Stated exercise: Determine the count of lines holding the string "Summer". Return only the number.

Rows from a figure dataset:
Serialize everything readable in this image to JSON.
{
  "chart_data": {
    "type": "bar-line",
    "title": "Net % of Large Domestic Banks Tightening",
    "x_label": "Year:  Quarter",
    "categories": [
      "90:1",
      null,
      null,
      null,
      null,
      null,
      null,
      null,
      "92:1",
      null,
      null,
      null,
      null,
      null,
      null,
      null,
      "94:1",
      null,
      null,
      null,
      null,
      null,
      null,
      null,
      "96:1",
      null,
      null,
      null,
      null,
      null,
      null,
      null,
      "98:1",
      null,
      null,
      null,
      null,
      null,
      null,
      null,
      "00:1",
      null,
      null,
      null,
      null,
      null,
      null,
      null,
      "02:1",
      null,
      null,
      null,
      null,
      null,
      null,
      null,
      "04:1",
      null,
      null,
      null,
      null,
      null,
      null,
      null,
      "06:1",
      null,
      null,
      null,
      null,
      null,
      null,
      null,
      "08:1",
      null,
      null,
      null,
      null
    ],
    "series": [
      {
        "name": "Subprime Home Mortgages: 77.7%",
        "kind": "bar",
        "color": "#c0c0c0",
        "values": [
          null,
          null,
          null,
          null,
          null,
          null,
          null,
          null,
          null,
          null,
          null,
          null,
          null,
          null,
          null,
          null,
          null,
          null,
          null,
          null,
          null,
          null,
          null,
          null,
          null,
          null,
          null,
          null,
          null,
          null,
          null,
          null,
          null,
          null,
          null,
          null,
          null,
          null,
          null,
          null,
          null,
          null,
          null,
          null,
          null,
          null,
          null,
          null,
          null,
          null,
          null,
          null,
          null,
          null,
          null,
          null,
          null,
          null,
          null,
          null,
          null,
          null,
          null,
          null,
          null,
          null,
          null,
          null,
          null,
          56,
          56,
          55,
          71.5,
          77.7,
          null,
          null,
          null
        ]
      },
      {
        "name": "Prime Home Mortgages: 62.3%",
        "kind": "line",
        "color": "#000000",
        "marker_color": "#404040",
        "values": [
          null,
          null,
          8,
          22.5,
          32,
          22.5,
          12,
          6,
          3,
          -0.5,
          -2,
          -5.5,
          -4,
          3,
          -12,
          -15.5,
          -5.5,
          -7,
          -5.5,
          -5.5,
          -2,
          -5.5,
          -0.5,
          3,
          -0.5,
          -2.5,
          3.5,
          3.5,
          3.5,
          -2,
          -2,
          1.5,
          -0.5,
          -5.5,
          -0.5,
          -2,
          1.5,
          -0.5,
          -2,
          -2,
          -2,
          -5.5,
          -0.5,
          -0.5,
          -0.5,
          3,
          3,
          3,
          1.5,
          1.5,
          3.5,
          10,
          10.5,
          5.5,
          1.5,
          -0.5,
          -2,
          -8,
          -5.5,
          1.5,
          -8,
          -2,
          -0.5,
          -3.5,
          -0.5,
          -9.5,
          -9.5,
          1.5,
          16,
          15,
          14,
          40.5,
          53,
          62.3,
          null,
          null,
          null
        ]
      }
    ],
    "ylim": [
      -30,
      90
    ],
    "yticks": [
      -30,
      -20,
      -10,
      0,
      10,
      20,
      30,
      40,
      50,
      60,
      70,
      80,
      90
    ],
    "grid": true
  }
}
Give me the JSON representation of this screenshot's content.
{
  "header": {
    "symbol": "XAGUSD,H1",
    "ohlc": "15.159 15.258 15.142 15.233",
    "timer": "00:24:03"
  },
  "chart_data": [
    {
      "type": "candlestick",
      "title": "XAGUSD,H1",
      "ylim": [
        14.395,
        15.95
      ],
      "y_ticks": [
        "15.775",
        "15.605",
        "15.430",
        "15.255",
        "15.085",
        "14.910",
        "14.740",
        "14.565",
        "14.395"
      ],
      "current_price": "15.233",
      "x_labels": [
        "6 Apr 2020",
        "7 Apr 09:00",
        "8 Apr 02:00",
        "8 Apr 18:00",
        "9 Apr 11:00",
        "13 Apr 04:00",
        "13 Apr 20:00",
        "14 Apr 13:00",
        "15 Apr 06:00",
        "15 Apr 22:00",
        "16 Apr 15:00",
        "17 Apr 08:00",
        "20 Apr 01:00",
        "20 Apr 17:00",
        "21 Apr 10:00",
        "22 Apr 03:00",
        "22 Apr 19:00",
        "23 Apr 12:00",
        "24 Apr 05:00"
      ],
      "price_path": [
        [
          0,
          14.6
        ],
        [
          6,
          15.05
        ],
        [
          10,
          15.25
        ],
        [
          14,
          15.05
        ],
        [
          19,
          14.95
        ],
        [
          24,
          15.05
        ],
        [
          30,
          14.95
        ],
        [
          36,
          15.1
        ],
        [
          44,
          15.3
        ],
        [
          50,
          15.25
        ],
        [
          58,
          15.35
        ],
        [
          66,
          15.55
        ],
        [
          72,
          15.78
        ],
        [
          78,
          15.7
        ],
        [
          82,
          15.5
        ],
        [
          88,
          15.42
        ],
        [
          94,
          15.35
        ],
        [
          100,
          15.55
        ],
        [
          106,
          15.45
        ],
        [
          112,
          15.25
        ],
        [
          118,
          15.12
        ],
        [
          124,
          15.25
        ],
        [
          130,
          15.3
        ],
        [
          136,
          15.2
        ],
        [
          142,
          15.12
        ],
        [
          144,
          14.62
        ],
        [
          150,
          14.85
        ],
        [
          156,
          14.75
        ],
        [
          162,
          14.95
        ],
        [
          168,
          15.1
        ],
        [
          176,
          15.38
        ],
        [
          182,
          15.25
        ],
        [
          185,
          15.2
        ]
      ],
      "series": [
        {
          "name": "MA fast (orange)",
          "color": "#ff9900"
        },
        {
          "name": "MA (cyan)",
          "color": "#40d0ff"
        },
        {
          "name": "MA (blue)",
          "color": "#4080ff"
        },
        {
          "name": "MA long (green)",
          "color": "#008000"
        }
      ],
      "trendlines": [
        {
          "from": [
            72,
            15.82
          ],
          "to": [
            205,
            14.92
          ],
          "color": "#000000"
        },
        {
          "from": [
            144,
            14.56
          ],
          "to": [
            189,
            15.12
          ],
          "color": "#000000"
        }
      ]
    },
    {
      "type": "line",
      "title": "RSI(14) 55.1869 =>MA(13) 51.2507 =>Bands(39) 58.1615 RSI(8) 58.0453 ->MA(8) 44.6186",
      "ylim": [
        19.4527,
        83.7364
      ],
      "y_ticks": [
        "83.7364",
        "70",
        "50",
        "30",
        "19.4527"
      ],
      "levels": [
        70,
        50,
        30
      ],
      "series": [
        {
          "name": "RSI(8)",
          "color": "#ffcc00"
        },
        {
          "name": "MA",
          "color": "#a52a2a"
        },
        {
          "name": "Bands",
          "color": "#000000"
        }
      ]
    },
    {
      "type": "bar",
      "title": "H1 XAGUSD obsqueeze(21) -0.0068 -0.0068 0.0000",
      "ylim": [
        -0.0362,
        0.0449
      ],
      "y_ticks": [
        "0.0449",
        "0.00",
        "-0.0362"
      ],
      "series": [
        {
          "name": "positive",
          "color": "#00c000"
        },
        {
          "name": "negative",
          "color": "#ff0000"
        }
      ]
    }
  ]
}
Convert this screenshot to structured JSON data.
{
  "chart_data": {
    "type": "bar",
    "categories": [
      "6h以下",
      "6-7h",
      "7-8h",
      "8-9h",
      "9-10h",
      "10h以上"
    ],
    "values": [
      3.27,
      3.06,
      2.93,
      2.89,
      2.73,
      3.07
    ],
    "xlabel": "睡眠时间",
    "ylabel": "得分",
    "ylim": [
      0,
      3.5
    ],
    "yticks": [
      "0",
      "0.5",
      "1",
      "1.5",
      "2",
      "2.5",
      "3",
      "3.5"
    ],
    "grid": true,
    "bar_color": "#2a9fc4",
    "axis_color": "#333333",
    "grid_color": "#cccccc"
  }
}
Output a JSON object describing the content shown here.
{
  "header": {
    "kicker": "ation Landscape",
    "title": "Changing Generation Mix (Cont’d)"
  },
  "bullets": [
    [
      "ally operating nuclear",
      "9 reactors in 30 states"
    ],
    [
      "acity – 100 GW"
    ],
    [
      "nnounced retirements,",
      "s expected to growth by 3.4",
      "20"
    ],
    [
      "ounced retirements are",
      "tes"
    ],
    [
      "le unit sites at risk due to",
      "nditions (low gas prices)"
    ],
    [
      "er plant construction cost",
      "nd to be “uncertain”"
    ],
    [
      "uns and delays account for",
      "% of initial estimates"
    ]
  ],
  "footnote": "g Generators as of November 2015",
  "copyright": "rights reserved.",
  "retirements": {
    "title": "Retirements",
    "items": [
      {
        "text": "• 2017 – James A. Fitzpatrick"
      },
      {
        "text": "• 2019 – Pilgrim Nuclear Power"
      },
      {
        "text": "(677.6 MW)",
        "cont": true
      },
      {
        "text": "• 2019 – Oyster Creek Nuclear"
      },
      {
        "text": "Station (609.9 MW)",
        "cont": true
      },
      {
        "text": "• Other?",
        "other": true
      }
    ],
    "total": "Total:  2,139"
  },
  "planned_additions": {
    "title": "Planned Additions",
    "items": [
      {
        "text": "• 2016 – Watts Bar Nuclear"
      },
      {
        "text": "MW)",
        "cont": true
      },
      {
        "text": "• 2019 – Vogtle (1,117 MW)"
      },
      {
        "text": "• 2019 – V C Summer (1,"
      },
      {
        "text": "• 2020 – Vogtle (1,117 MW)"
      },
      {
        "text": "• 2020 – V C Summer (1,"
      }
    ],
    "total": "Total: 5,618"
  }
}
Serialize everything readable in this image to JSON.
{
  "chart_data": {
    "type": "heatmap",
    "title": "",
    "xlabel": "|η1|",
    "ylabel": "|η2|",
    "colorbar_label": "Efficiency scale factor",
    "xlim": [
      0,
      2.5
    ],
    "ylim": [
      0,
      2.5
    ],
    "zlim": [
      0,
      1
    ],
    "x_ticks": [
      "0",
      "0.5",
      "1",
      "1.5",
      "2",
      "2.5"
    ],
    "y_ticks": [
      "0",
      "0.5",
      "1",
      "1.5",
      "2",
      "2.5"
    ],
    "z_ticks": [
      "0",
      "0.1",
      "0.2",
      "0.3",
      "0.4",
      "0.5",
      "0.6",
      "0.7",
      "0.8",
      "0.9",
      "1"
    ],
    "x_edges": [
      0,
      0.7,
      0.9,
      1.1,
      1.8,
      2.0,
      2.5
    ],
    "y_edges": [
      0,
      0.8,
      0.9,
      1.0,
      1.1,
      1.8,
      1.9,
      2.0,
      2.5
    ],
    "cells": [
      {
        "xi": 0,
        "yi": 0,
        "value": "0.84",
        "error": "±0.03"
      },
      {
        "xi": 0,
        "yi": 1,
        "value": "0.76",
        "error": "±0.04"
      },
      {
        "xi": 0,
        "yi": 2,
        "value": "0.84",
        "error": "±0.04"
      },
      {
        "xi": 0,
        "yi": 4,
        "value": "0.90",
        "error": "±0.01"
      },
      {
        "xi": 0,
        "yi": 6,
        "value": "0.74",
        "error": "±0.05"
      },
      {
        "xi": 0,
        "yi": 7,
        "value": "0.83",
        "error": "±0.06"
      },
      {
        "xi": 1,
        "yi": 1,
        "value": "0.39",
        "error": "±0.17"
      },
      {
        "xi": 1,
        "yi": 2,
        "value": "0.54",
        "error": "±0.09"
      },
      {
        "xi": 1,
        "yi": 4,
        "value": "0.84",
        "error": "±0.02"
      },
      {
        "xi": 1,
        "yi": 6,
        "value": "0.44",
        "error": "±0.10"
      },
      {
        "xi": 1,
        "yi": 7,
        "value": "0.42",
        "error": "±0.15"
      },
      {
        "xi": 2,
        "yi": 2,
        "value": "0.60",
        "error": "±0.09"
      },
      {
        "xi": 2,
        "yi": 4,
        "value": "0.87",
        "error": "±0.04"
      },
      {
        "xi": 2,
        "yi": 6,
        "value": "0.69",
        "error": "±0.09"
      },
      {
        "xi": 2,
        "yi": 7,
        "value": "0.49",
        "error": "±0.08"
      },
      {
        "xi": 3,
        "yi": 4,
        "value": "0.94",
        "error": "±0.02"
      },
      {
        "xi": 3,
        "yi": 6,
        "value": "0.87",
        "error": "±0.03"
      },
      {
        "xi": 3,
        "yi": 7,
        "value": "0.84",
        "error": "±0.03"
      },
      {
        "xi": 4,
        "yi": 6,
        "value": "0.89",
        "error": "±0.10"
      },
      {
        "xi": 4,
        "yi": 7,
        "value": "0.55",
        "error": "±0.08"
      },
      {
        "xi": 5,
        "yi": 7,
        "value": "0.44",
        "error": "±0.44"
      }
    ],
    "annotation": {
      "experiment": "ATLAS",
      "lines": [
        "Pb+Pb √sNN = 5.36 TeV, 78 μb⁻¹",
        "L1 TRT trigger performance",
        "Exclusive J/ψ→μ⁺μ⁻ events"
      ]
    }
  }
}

Result below: 2